* [WRITTEN PROBLEM]
Each entry in the listing below should be restated word for word.

* [DATA SUPPLIED]
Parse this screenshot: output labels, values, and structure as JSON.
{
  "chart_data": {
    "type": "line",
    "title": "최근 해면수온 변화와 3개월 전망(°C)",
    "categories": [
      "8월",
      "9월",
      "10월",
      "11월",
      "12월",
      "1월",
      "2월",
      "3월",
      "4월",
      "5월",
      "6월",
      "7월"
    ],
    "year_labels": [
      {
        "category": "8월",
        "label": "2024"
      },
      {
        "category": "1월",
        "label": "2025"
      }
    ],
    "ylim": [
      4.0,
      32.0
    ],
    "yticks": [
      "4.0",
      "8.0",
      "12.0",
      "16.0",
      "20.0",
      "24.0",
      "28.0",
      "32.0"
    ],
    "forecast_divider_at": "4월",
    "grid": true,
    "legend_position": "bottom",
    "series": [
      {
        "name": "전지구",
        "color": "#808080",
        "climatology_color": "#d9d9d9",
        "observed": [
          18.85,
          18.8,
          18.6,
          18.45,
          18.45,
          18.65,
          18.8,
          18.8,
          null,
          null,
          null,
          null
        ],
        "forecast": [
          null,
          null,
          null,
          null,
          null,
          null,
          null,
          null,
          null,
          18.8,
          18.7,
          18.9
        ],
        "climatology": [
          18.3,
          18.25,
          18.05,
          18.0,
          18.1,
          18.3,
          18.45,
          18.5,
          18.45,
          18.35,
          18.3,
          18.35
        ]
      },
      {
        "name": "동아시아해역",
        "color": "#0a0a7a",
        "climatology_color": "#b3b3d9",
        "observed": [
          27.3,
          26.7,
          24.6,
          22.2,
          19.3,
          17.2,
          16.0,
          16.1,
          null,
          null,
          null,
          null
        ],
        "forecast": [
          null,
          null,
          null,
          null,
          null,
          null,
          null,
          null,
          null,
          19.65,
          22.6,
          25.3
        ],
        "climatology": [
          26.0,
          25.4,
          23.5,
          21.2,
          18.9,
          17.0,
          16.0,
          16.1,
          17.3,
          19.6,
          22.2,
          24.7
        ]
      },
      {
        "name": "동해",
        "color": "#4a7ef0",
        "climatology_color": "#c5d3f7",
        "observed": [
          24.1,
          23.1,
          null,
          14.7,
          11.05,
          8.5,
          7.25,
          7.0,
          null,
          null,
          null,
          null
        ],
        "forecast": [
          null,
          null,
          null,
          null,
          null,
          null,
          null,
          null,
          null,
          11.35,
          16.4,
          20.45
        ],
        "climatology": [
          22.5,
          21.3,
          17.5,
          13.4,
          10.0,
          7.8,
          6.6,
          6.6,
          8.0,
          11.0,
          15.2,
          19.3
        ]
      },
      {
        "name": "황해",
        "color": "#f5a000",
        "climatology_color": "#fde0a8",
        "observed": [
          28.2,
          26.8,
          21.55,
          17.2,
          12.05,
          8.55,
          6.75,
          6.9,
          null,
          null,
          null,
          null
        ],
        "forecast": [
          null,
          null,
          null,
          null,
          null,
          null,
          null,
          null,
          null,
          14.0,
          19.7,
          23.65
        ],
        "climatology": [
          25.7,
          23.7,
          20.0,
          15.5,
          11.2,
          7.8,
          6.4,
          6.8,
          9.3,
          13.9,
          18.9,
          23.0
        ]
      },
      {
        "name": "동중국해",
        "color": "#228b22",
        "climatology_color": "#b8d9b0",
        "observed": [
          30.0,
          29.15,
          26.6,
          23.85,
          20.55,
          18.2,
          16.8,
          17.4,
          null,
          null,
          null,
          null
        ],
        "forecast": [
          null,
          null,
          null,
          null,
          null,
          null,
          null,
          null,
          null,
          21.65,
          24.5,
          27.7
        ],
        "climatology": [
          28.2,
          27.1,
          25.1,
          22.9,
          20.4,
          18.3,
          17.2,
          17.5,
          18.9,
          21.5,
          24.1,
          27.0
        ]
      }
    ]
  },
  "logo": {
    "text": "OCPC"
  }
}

* [FINISHED EXERCISE]
Parse this screenshot: output labels, values, and structure as JSON.
{
  "chart_data": {
    "type": "line",
    "title": "최근 해면수온 변화와 3개월 전망(°C)",
    "categories": [
      "8월",
      "9월",
      "10월",
      "11월",
      "12월",
      "1월",
      "2월",
      "3월",
      "4월",
      "5월",
      "6월",
      "7월"
    ],
    "year_labels": [
      {
        "category": "8월",
        "label": "2024"
      },
      {
        "category": "1월",
        "label": "2025"
      }
    ],
    "ylim": [
      4.0,
      32.0
    ],
    "yticks": [
      "4.0",
      "8.0",
      "12.0",
      "16.0",
      "20.0",
      "24.0",
      "28.0",
      "32.0"
    ],
    "forecast_divider_at": "4월",
    "grid": true,
    "legend_position": "bottom",
    "series": [
      {
        "name": "전지구",
        "color": "#808080",
        "climatology_color": "#d9d9d9",
        "observed": [
          18.85,
          18.8,
          18.6,
          18.45,
          18.45,
          18.65,
          18.8,
          18.8,
          null,
          null,
          null,
          null
        ],
        "forecast": [
          null,
          null,
          null,
          null,
          null,
          null,
          null,
          null,
          null,
          18.8,
          18.7,
          18.9
        ],
        "climatology": [
          18.3,
          18.25,
          18.05,
          18.0,
          18.1,
          18.3,
          18.45,
          18.5,
          18.45,
          18.35,
          18.3,
          18.35
        ]
      },
      {
        "name": "동아시아해역",
        "color": "#0a0a7a",
        "climatology_color": "#b3b3d9",
        "observed": [
          27.3,
          26.7,
          24.6,
          22.2,
          19.3,
          17.2,
          16.0,
          16.1,
          null,
          null,
          null,
          null
        ],
        "forecast": [
          null,
          null,
          null,
          null,
          null,
          null,
          null,
          null,
          null,
          19.65,
          22.6,
          25.3
        ],
        "climatology": [
          26.0,
          25.4,
          23.5,
          21.2,
          18.9,
          17.0,
          16.0,
          16.1,
          17.3,
          19.6,
          22.2,
          24.7
        ]
      },
      {
        "name": "동해",
        "color": "#4a7ef0",
        "climatology_color": "#c5d3f7",
        "observed": [
          24.1,
          23.1,
          null,
          14.7,
          11.05,
          8.5,
          7.25,
          7.0,
          null,
          null,
          null,
          null
        ],
        "forecast": [
          null,
          null,
          null,
          null,
          null,
          null,
          null,
          null,
          null,
          11.35,
          16.4,
          20.45
        ],
        "climatology": [
          22.5,
          21.3,
          17.5,
          13.4,
          10.0,
          7.8,
          6.6,
          6.6,
          8.0,
          11.0,
          15.2,
          19.3
        ]
      },
      {
        "name": "황해",
        "color": "#f5a000",
        "climatology_color": "#fde0a8",
        "observed": [
          28.2,
          26.8,
          21.55,
          17.2,
          12.05,
          8.55,
          6.75,
          6.9,
          null,
          null,
          null,
          null
        ],
        "forecast": [
          null,
          null,
          null,
          null,
          null,
          null,
          null,
          null,
          null,
          14.0,
          19.7,
          23.65
        ],
        "climatology": [
          25.7,
          23.7,
          20.0,
          15.5,
          11.2,
          7.8,
          6.4,
          6.8,
          9.3,
          13.9,
          18.9,
          23.0
        ]
      },
      {
        "name": "동중국해",
        "color": "#228b22",
        "climatology_color": "#b8d9b0",
        "observed": [
          30.0,
          29.15,
          26.6,
          23.85,
          20.55,
          18.2,
          16.8,
          17.4,
          null,
          null,
          null,
          null
        ],
        "forecast": [
          null,
          null,
          null,
          null,
          null,
          null,
          null,
          null,
          null,
          21.65,
          24.5,
          27.7
        ],
        "climatology": [
          28.2,
          27.1,
          25.1,
          22.9,
          20.4,
          18.3,
          17.2,
          17.5,
          18.9,
          21.5,
          24.1,
          27.0
        ]
      }
    ]
  },
  "logo": {
    "text": "OCPC"
  }
}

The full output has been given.